__DATA TO USE__
>> start

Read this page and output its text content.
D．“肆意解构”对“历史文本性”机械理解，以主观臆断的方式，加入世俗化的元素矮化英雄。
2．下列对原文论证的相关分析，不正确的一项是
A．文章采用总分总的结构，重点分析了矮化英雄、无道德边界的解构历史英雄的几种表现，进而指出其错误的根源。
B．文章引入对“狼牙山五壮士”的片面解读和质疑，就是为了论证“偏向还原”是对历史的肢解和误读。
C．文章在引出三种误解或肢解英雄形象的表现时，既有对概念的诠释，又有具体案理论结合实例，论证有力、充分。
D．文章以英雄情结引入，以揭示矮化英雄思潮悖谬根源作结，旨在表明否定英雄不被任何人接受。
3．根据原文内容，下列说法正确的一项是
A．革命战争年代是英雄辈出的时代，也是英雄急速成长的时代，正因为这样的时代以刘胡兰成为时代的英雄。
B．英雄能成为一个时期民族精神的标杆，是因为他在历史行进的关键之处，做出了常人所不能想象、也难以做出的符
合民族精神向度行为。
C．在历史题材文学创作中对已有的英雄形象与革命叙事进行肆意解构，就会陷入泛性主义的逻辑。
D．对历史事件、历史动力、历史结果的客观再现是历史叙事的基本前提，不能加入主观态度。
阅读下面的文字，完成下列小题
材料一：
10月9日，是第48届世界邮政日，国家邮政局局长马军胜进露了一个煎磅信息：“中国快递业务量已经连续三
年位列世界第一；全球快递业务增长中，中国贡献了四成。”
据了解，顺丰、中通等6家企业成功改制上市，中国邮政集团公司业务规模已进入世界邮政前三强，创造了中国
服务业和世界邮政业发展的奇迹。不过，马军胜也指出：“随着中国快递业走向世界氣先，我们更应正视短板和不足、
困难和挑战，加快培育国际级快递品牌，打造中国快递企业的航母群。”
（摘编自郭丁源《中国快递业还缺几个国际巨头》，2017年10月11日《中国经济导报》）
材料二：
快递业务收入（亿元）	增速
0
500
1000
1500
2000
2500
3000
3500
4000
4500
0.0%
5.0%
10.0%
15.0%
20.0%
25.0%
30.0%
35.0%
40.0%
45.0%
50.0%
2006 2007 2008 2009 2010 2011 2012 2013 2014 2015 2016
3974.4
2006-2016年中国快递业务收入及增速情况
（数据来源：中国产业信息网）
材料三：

>> end

__SET TASK__
Write out the data exactly as it stands.

__THE COMPLETED TASK__
Read this page and output its text content.
D．“肆意解构”对“历史文本性”机械理解，以主观臆断的方式，加入世俗化的元素矮化英雄。
2．下列对原文论证的相关分析，不正确的一项是
A．文章采用总分总的结构，重点分析了矮化英雄、无道德边界的解构历史英雄的几种表现，进而指出其错误的根源。
B．文章引入对“狼牙山五壮士”的片面解读和质疑，就是为了论证“偏向还原”是对历史的肢解和误读。
C．文章在引出三种误解或肢解英雄形象的表现时，既有对概念的诠释，又有具体案理论结合实例，论证有力、充分。
D．文章以英雄情结引入，以揭示矮化英雄思潮悖谬根源作结，旨在表明否定英雄不被任何人接受。
3．根据原文内容，下列说法正确的一项是
A．革命战争年代是英雄辈出的时代，也是英雄急速成长的时代，正因为这样的时代以刘胡兰成为时代的英雄。
B．英雄能成为一个时期民族精神的标杆，是因为他在历史行进的关键之处，做出了常人所不能想象、也难以做出的符
合民族精神向度行为。
C．在历史题材文学创作中对已有的英雄形象与革命叙事进行肆意解构，就会陷入泛性主义的逻辑。
D．对历史事件、历史动力、历史结果的客观再现是历史叙事的基本前提，不能加入主观态度。
阅读下面的文字，完成下列小题
材料一：
10月9日，是第48届世界邮政日，国家邮政局局长马军胜进露了一个煎磅信息：“中国快递业务量已经连续三
年位列世界第一；全球快递业务增长中，中国贡献了四成。”
据了解，顺丰、中通等6家企业成功改制上市，中国邮政集团公司业务规模已进入世界邮政前三强，创造了中国
服务业和世界邮政业发展的奇迹。不过，马军胜也指出：“随着中国快递业走向世界氣先，我们更应正视短板和不足、
困难和挑战，加快培育国际级快递品牌，打造中国快递企业的航母群。”
（摘编自郭丁源《中国快递业还缺几个国际巨头》，2017年10月11日《中国经济导报》）
材料二：
快递业务收入（亿元）	增速
0
500
1000
1500
2000
2500
3000
3500
4000
4500
0.0%
5.0%
10.0%
15.0%
20.0%
25.0%
30.0%
35.0%
40.0%
45.0%
50.0%
2006 2007 2008 2009 2010 2011 2012 2013 2014 2015 2016
3974.4
2006-2016年中国快递业务收入及增速情况
（数据来源：中国产业信息网）
材料三：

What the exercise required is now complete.